**Requirement:** Render every entry exactly as it appears.
━━━━━ Excerpted data
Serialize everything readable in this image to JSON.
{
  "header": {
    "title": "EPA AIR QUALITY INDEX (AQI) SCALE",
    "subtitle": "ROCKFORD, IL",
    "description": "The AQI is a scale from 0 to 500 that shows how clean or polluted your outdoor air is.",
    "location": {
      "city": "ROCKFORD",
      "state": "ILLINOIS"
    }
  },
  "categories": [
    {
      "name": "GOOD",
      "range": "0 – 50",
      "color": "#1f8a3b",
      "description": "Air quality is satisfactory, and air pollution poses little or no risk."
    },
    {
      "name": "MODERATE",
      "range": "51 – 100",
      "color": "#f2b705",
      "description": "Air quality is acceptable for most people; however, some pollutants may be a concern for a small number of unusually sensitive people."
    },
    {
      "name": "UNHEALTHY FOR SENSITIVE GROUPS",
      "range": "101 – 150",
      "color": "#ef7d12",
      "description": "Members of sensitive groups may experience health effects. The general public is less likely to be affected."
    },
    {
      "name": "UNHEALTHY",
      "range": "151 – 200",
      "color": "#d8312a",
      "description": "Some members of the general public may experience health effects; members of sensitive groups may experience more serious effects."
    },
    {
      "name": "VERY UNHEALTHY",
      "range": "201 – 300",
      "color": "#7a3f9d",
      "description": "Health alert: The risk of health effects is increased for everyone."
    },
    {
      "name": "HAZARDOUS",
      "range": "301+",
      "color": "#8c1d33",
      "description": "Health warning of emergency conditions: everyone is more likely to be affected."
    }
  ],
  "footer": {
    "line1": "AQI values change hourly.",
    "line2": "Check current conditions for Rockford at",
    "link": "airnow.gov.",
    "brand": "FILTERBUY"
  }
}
━━━━━━━━━━
**Output below:**
Serialize everything readable in this image to JSON.
{
  "header": {
    "title": "EPA AIR QUALITY INDEX (AQI) SCALE",
    "subtitle": "ROCKFORD, IL",
    "description": "The AQI is a scale from 0 to 500 that shows how clean or polluted your outdoor air is.",
    "location": {
      "city": "ROCKFORD",
      "state": "ILLINOIS"
    }
  },
  "categories": [
    {
      "name": "GOOD",
      "range": "0 – 50",
      "color": "#1f8a3b",
      "description": "Air quality is satisfactory, and air pollution poses little or no risk."
    },
    {
      "name": "MODERATE",
      "range": "51 – 100",
      "color": "#f2b705",
      "description": "Air quality is acceptable for most people; however, some pollutants may be a concern for a small number of unusually sensitive people."
    },
    {
      "name": "UNHEALTHY FOR SENSITIVE GROUPS",
      "range": "101 – 150",
      "color": "#ef7d12",
      "description": "Members of sensitive groups may experience health effects. The general public is less likely to be affected."
    },
    {
      "name": "UNHEALTHY",
      "range": "151 – 200",
      "color": "#d8312a",
      "description": "Some members of the general public may experience health effects; members of sensitive groups may experience more serious effects."
    },
    {
      "name": "VERY UNHEALTHY",
      "range": "201 – 300",
      "color": "#7a3f9d",
      "description": "Health alert: The risk of health effects is increased for everyone."
    },
    {
      "name": "HAZARDOUS",
      "range": "301+",
      "color": "#8c1d33",
      "description": "Health warning of emergency conditions: everyone is more likely to be affected."
    }
  ],
  "footer": {
    "line1": "AQI values change hourly.",
    "line2": "Check current conditions for Rockford at",
    "link": "airnow.gov.",
    "brand": "FILTERBUY"
  }
}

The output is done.